### What the task requires
Would you output the lines from the one with "Parse this screenshot: output" through the last line of the material below, exactly, but without pictures?

### Records to process
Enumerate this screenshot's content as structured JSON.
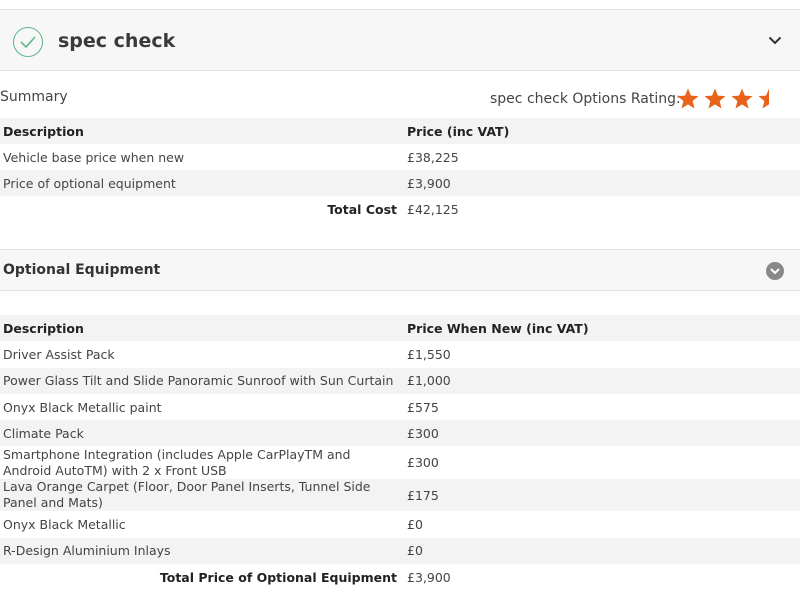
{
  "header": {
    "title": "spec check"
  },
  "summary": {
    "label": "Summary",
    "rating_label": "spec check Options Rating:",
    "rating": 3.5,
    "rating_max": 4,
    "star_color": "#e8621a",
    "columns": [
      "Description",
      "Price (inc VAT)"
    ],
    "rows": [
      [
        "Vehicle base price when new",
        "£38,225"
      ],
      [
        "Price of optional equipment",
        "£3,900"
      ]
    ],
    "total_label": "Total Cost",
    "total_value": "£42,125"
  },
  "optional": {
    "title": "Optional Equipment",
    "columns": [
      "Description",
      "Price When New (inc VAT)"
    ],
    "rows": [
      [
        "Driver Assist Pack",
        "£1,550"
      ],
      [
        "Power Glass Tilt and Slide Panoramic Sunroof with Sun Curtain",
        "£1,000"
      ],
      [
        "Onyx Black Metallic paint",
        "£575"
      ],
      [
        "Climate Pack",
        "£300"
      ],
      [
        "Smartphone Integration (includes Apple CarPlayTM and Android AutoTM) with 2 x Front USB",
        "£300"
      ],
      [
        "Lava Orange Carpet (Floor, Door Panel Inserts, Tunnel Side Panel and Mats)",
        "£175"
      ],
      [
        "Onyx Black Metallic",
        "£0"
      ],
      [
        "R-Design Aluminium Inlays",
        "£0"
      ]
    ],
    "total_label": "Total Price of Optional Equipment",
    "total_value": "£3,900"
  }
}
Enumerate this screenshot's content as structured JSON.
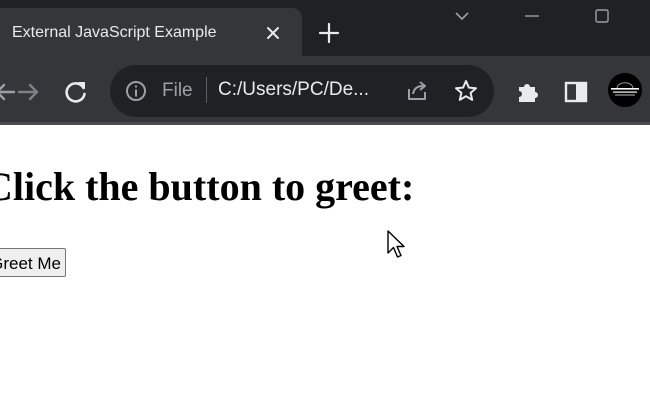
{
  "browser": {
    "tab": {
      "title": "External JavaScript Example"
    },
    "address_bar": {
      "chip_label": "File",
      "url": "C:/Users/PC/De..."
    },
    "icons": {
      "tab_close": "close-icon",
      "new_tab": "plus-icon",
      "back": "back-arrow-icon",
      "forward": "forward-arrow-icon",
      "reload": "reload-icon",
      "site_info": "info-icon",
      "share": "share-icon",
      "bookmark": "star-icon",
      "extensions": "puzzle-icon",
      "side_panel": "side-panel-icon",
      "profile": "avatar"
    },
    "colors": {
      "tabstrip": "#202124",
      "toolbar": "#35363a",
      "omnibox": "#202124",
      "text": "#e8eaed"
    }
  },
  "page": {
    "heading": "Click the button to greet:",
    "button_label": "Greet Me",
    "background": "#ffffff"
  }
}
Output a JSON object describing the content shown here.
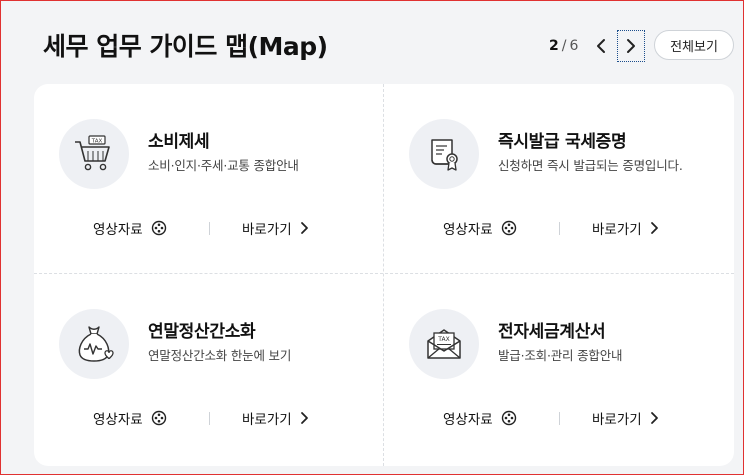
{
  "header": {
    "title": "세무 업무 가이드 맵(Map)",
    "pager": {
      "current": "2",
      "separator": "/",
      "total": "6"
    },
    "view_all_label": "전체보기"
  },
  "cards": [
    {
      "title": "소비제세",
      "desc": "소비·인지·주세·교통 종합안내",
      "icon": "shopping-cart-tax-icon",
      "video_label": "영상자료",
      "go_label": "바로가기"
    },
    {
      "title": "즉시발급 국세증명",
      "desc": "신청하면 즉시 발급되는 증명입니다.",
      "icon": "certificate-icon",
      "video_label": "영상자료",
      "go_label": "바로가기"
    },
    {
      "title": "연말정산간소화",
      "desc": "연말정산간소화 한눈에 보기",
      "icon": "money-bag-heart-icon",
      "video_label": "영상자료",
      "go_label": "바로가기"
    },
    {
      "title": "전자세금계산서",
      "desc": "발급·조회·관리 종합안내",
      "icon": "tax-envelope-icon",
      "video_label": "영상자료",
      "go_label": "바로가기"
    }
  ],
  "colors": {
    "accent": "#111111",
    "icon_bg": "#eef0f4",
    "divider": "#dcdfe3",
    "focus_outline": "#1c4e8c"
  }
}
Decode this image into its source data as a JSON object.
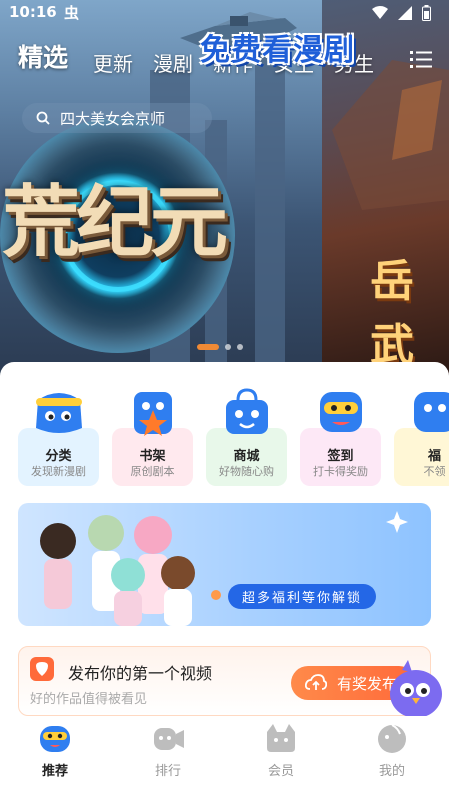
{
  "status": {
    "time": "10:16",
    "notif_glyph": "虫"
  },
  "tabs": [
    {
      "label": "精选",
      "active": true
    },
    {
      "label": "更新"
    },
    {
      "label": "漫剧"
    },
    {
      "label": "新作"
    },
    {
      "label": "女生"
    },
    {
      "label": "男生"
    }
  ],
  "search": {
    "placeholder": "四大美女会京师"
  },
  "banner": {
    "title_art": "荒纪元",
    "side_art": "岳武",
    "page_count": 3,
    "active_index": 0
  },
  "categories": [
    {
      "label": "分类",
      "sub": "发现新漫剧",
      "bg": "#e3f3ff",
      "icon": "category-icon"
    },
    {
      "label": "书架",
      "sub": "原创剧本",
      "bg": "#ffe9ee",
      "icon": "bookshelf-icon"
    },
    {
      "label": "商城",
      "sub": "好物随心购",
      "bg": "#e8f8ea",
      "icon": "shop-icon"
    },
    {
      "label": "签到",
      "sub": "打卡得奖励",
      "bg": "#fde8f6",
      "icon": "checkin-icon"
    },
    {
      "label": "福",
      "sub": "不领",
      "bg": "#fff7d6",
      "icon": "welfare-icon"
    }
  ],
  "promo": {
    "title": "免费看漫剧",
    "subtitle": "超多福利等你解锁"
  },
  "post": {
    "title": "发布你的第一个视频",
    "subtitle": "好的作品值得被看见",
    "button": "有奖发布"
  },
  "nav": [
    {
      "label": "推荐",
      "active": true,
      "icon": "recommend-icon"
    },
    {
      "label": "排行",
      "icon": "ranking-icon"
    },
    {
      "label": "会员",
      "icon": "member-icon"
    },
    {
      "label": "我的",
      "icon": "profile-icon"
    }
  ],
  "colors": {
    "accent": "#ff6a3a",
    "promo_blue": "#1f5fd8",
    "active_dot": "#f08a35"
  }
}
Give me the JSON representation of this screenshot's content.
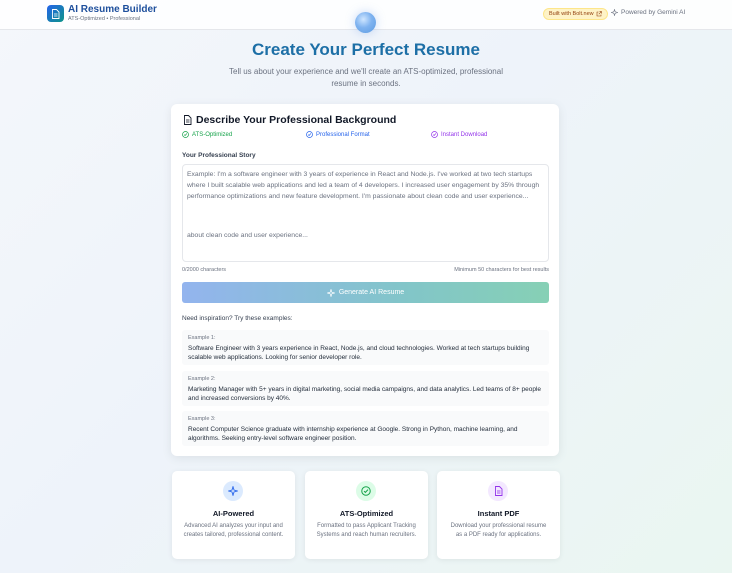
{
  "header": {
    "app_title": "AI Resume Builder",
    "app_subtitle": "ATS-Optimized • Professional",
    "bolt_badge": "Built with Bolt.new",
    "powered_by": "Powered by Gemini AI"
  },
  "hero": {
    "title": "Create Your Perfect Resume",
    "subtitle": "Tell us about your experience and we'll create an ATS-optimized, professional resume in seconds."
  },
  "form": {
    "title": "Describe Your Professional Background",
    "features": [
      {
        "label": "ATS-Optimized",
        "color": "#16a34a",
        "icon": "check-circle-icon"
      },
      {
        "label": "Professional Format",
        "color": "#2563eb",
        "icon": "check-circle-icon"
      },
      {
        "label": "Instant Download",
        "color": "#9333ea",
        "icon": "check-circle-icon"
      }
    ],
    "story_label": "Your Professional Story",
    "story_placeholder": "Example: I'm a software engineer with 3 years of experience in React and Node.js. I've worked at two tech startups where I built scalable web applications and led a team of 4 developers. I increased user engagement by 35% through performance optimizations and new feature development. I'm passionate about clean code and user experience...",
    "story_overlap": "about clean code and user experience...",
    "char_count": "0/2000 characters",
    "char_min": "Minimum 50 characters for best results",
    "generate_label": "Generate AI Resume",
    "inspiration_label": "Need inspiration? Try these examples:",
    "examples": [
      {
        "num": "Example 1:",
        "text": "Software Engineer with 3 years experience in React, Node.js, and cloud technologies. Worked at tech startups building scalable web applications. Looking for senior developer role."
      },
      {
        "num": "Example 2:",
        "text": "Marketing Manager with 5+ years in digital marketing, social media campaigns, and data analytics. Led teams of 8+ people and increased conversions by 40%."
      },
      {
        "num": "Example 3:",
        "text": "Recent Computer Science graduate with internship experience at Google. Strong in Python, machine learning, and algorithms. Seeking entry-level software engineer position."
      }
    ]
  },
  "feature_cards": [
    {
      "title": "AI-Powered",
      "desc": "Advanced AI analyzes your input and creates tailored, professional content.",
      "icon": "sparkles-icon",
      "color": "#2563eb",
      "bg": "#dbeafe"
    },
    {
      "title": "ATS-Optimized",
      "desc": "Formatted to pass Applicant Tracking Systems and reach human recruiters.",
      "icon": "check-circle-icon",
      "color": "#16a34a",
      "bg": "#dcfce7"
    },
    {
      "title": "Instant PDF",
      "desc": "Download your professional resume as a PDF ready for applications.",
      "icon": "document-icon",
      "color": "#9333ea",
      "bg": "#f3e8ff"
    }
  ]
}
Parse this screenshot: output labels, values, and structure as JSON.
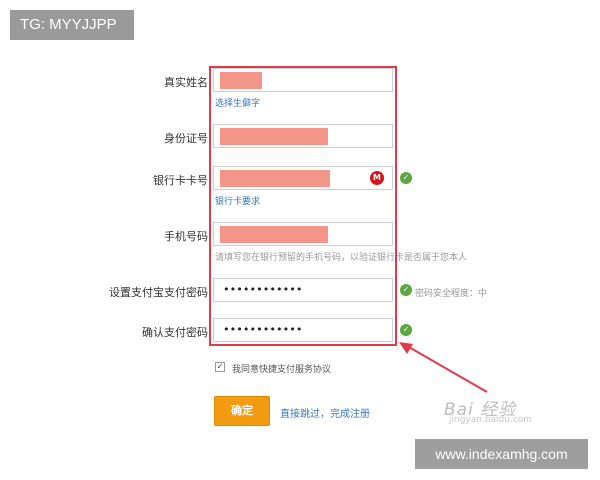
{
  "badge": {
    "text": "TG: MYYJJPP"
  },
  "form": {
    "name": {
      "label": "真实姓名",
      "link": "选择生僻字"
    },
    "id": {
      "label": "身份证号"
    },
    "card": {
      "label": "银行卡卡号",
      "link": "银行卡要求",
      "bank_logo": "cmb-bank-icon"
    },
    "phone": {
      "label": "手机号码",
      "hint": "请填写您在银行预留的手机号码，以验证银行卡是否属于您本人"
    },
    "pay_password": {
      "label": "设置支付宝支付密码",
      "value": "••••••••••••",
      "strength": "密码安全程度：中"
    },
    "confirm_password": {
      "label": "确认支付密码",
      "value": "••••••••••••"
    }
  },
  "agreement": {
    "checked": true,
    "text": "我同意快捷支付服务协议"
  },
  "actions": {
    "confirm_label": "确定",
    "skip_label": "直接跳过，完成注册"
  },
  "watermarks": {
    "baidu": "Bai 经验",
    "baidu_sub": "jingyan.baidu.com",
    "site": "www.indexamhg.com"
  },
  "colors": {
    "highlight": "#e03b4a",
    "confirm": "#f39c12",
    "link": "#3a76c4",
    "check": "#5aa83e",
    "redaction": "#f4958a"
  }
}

### Written solution
Parse this screenshot: output labels, values, and structure as JSON.
{
  "badge": {
    "text": "TG: MYYJJPP"
  },
  "form": {
    "name": {
      "label": "真实姓名",
      "link": "选择生僻字"
    },
    "id": {
      "label": "身份证号"
    },
    "card": {
      "label": "银行卡卡号",
      "link": "银行卡要求",
      "bank_logo": "cmb-bank-icon"
    },
    "phone": {
      "label": "手机号码",
      "hint": "请填写您在银行预留的手机号码，以验证银行卡是否属于您本人"
    },
    "pay_password": {
      "label": "设置支付宝支付密码",
      "value": "••••••••••••",
      "strength": "密码安全程度：中"
    },
    "confirm_password": {
      "label": "确认支付密码",
      "value": "••••••••••••"
    }
  },
  "agreement": {
    "checked": true,
    "text": "我同意快捷支付服务协议"
  },
  "actions": {
    "confirm_label": "确定",
    "skip_label": "直接跳过，完成注册"
  },
  "watermarks": {
    "baidu": "Bai 经验",
    "baidu_sub": "jingyan.baidu.com",
    "site": "www.indexamhg.com"
  },
  "colors": {
    "highlight": "#e03b4a",
    "confirm": "#f39c12",
    "link": "#3a76c4",
    "check": "#5aa83e",
    "redaction": "#f4958a"
  }
}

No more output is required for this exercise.